▶ [Tarefa proposta]
No texto sobre escolas livres de arquitetura, abaixo, resuma o parágrafo que começa com "A década de 1960 foi marcada", preservando seus fatos principais.

O papel das escolas livres na construção de modelos alternativos de ensino em arquitetura
O ensino de arquitetura nas universidades brasileiras tem se transformado nas últimas décadas, buscando se aproximar das urgências das cidades e dos contextos sociais que compõem o território. Apesar de avanços importantes desde a criação dos primeiros cursos de Arquitetura no Brasil, ainda no início do século XIX, a estrutura pedagógica das universidades permanece, em grande medida, baseada em uma formação técnica e normativa, por natureza pouco aberta à experimentação, à crítica e à transdisciplinaridade. Isso não é um julgamento, é apenas a constatação do modelo pedagógico tradicional de ensino universitário, que opera dentro de uma lógica rígida, e, por um lado coerente com conteúdos e formações essenciais, mas por outro, com dificuldades para acompanhar os ritmos da prática profissional.
Nesse contexto, sabe-se que o número de cursos de Arquitetura e Urbanismo no Brasil têm crescido de forma expressiva, no entanto, as instituições enfrentam dificuldades para incorporar práticas pedagógicas libertárias, nos termos de bell hooks (2013) ou pedagogias radicais, nos termos de Beatriz Colomina (2022). Isto por que a necessidade de atender a demandas de natureza burocrática, mercadológica e tecnicista dificulta que as universidades incorporem estes processos de educação libertários. É nesse contexto que surgem as Escolas Livres de Arquitetura: iniciativas autônomas, horizontais e independentes que tem como objetivo preencher esse espaço de formação mais ampla.
Essas práticas de ensino permitem o encontro com perspectivas que nem sempre cabem no ensino tradicional: práticas artísticas, críticas, modos de vida diversos, experiências comunitárias e saberes locais. Nesse sentido, a formação complementar não é apenas um extra. É parte essencial de um processo contínuo de aprendizado que acompanha a vida profissional e pessoal de quem projeta, pesquisa, escreve, desenha ou simplesmente se interessa por pensar os espaços que habitamos.
OUTROS ARTIGOS DE LUCIANA FLORENZANO
A educação arquitetônica a partir da década de 1960
A década de 1960 foi marcada por transformações políticas, sociais e culturais em diversas partes do mundo. Os movimentos estudantis, as lutas anticoloniais, o feminismo, o movimento negro e a ascensão da contracultura colocaram em questão instituições tradicionais, inclusive as formas hegemônicas de ensino. No campo da arquitetura, esse contexto provocou não só a critica ao movimento moderno e ao funcionalismo, mas também deu voz a uma geração inquieta, que passou a reivindicar o direito à subjetividade, à diversidade de formas de habitar e à experimentação estética.
Nesse contexto, a arte conceitual também exerceu papel fundamental ao desmaterializar o objeto artístico e valorizar o processo e a ideia como partes do fazer criativo, influenciando práticas arquitetônicas que passaram a incorporar performances, manifestações, instalações e investigações sobre o corpo no espaço. A arquitetura deixa, então, de ser compreendida apenas como construção e passa a ser pensada como linguagem, crítica e ação relacionadas às experiências sociais e culturais.

▶ [Dados fornecidos]
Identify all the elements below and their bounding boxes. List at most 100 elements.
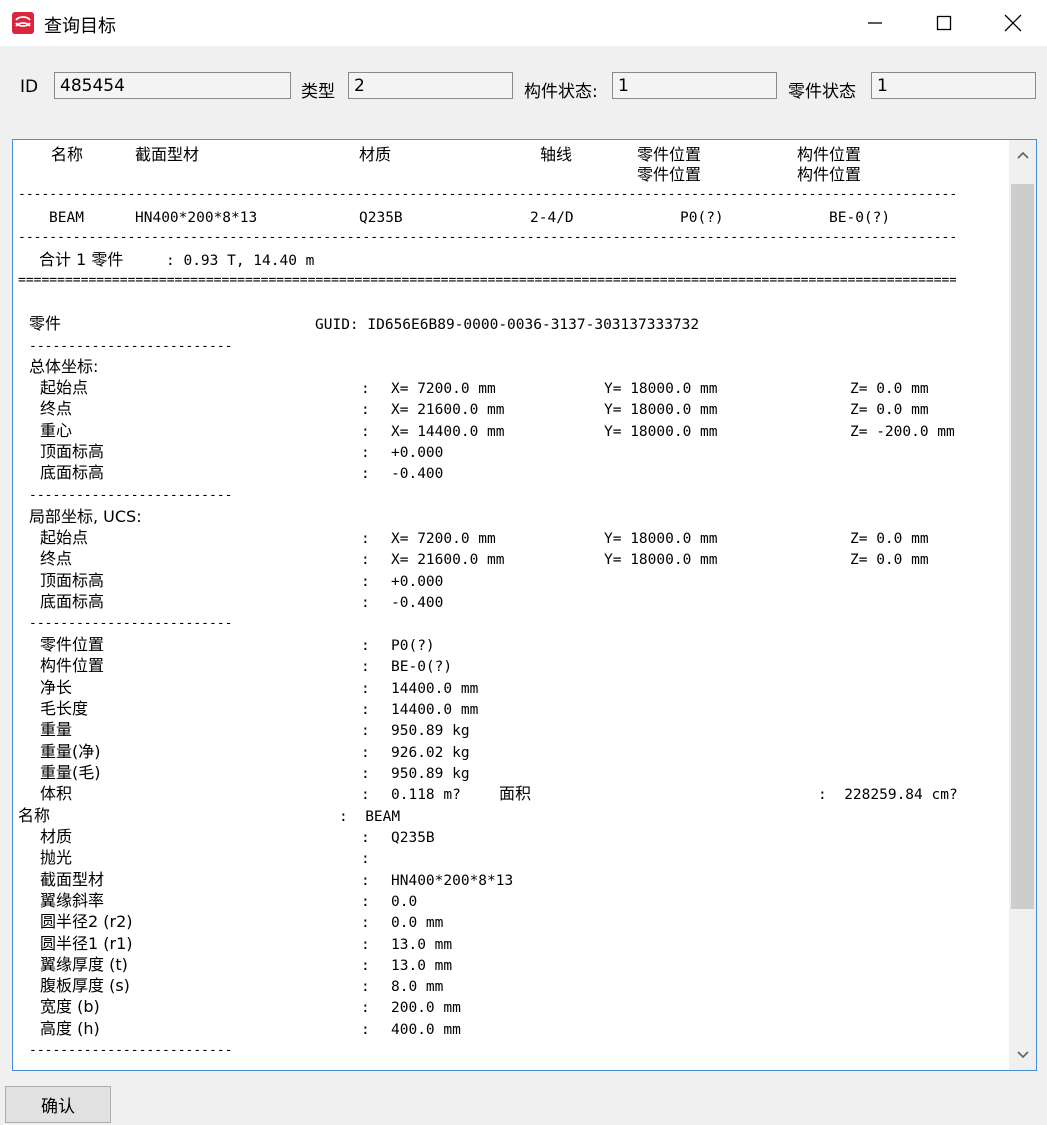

▶ [Resposta abaixo]
Nos anos 1960, houve transformações políticas, sociais e culturais em várias partes do mundo. Movimentos estudantis, lutas anticoloniais, feminismo, movimento negro e contracultura questionaram instituições tradicionais, inclusive as formas hegemônicas de ensino. Na arquitetura, isso gerou crítica ao movimento moderno e ao funcionalismo. Também deu voz a uma geração que reivindicava subjetividade, diversidade de formas de habitar e experimentação estética.